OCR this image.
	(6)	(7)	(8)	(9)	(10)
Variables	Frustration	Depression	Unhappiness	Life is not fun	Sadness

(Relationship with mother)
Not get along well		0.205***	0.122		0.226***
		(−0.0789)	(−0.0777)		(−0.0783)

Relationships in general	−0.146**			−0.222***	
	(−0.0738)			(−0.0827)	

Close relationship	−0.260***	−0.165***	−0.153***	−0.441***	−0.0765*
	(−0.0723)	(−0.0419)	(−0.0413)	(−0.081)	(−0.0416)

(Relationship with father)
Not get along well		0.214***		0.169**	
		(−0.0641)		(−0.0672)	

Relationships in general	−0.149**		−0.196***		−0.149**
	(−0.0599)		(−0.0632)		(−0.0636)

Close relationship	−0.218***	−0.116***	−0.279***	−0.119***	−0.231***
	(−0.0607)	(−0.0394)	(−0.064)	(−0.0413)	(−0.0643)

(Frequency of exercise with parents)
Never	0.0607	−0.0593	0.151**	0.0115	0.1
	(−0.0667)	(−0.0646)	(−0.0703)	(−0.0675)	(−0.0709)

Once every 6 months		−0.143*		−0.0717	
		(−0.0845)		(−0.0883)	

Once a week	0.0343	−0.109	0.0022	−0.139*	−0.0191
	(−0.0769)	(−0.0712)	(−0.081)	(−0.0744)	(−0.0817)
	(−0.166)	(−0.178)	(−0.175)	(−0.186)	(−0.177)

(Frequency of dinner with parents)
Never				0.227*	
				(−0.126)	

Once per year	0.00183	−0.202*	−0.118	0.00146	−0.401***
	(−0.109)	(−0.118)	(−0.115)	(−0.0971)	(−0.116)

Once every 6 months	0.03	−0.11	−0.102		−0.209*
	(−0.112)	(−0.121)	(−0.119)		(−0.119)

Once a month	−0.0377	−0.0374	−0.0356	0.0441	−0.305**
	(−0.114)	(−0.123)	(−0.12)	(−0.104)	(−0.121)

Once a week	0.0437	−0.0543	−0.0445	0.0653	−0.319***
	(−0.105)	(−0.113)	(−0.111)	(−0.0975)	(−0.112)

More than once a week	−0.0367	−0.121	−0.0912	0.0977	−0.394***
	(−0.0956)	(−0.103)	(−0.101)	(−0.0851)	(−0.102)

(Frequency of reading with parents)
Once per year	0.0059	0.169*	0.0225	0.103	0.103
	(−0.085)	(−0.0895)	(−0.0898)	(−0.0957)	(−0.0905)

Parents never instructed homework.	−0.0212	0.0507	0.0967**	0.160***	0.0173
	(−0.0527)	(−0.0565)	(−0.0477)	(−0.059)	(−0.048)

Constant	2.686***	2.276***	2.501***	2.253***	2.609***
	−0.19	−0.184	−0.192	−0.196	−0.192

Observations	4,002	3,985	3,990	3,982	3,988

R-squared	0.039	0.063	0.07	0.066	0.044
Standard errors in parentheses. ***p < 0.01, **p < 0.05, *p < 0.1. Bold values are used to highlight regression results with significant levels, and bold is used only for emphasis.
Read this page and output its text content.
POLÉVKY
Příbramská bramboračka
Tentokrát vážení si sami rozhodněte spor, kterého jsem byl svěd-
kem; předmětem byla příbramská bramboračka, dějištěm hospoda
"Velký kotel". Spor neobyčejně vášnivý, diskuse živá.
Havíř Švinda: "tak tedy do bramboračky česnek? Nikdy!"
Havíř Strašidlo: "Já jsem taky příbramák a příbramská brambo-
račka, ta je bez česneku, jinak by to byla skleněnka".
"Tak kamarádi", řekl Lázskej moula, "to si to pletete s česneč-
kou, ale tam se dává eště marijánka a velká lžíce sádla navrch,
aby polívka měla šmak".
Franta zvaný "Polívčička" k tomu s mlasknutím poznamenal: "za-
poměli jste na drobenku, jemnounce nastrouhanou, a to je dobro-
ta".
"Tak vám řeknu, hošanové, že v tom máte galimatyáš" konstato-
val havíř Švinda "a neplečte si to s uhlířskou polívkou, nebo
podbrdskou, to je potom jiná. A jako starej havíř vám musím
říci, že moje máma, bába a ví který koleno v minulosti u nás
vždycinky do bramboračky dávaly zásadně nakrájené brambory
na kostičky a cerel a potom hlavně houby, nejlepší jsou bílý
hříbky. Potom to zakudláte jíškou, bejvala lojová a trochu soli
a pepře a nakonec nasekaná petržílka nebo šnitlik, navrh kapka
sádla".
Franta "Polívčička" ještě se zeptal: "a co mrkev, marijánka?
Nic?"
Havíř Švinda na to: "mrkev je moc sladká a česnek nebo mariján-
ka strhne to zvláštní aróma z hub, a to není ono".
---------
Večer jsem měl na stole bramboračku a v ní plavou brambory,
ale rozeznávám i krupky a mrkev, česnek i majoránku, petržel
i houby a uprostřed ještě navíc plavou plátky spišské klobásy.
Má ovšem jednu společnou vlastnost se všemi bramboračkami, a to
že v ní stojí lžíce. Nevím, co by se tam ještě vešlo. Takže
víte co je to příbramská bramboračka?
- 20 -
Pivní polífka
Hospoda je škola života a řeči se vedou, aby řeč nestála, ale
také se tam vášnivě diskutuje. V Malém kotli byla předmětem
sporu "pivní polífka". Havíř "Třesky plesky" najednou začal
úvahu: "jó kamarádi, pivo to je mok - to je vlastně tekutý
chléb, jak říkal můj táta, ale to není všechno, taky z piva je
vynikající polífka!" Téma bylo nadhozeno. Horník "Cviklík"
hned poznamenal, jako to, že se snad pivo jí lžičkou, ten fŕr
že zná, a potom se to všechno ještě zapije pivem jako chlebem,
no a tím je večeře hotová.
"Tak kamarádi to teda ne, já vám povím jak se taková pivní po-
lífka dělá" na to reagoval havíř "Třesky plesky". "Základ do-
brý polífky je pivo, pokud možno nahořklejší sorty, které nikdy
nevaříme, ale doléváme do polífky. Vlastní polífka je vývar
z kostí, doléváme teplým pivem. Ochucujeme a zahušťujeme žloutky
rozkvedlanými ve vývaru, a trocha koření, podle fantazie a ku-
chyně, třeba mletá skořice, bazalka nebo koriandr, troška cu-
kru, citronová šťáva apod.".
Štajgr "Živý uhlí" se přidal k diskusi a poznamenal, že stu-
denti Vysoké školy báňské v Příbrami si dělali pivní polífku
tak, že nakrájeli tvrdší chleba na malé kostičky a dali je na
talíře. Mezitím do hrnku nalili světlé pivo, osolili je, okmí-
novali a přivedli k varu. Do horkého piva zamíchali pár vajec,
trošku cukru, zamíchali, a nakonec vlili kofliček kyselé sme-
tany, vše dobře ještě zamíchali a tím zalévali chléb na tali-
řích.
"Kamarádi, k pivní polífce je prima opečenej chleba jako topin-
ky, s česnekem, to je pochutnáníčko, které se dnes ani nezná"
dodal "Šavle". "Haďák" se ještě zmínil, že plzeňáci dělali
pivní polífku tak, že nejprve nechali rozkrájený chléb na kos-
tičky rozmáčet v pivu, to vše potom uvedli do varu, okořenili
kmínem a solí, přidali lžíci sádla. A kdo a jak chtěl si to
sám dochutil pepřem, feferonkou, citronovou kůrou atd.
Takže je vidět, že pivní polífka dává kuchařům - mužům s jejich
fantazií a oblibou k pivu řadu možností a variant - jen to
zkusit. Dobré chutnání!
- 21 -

## Work to be completed
Check each line of the records above for the word "jako", then give the number of lines that have it, with no other words.

## Response to the exercise
4